- [Task goal]: What is the number of lines in the data holding the word "document"? Give that number by itself.

Recorded data:

• • •

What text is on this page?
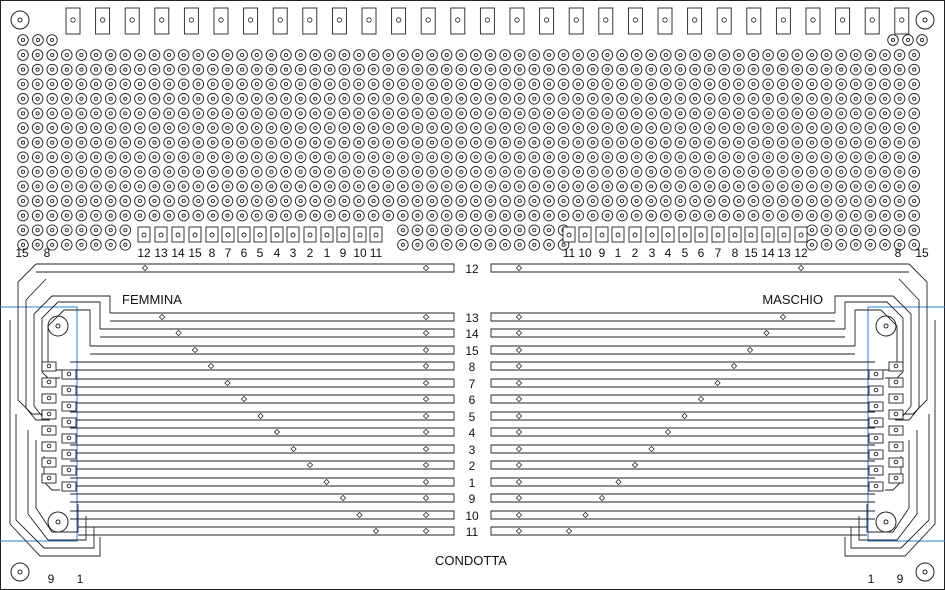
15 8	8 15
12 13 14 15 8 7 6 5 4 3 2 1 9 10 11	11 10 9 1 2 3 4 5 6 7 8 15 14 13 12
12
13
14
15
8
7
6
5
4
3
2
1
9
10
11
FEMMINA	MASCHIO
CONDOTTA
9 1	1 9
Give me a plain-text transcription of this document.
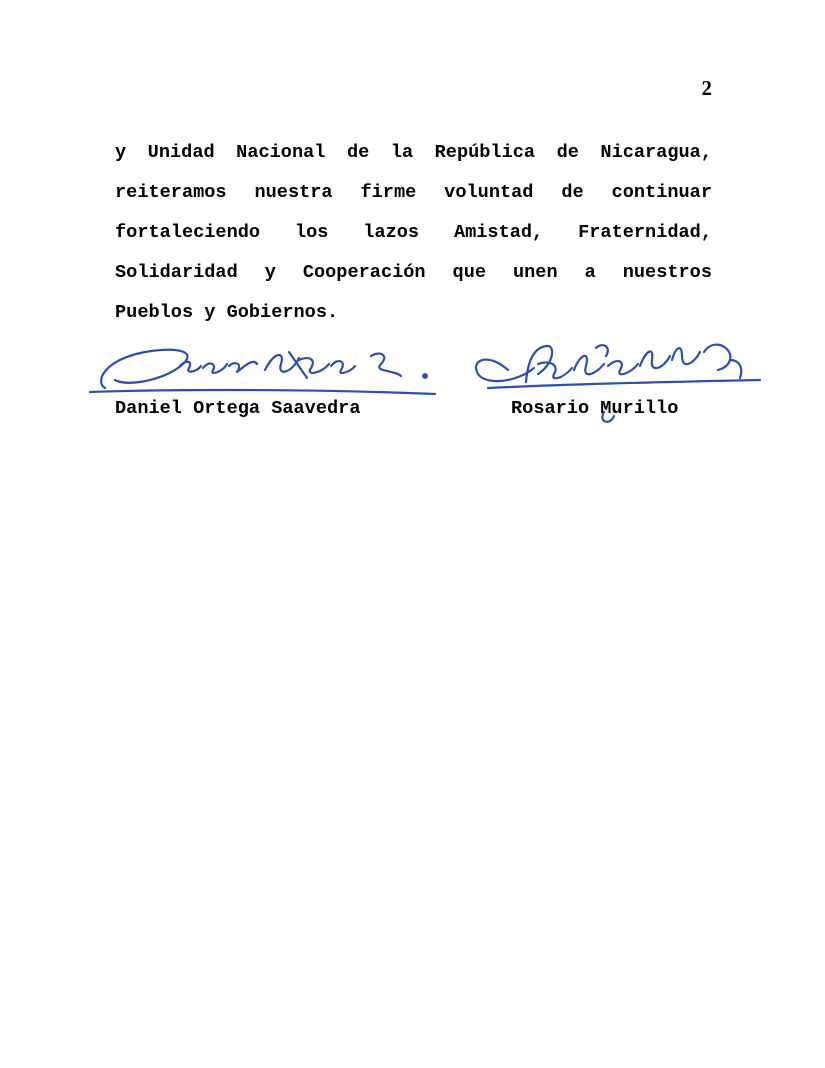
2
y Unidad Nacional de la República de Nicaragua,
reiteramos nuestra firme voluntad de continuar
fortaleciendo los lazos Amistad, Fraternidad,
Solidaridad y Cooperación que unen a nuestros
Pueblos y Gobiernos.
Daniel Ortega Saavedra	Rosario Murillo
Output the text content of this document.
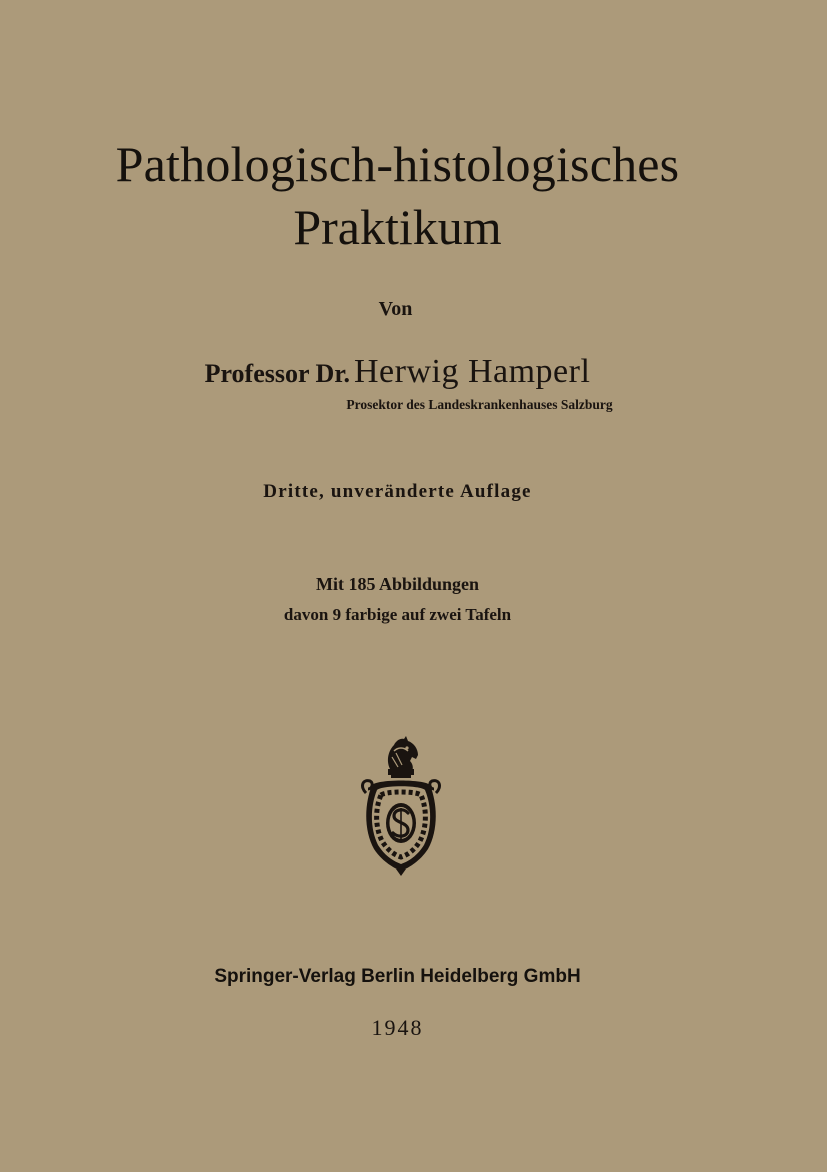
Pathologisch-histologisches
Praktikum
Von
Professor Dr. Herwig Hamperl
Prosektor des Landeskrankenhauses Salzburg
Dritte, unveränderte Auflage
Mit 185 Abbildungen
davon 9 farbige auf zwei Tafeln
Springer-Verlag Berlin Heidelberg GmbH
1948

• • •

- [Response to the exercise]: 2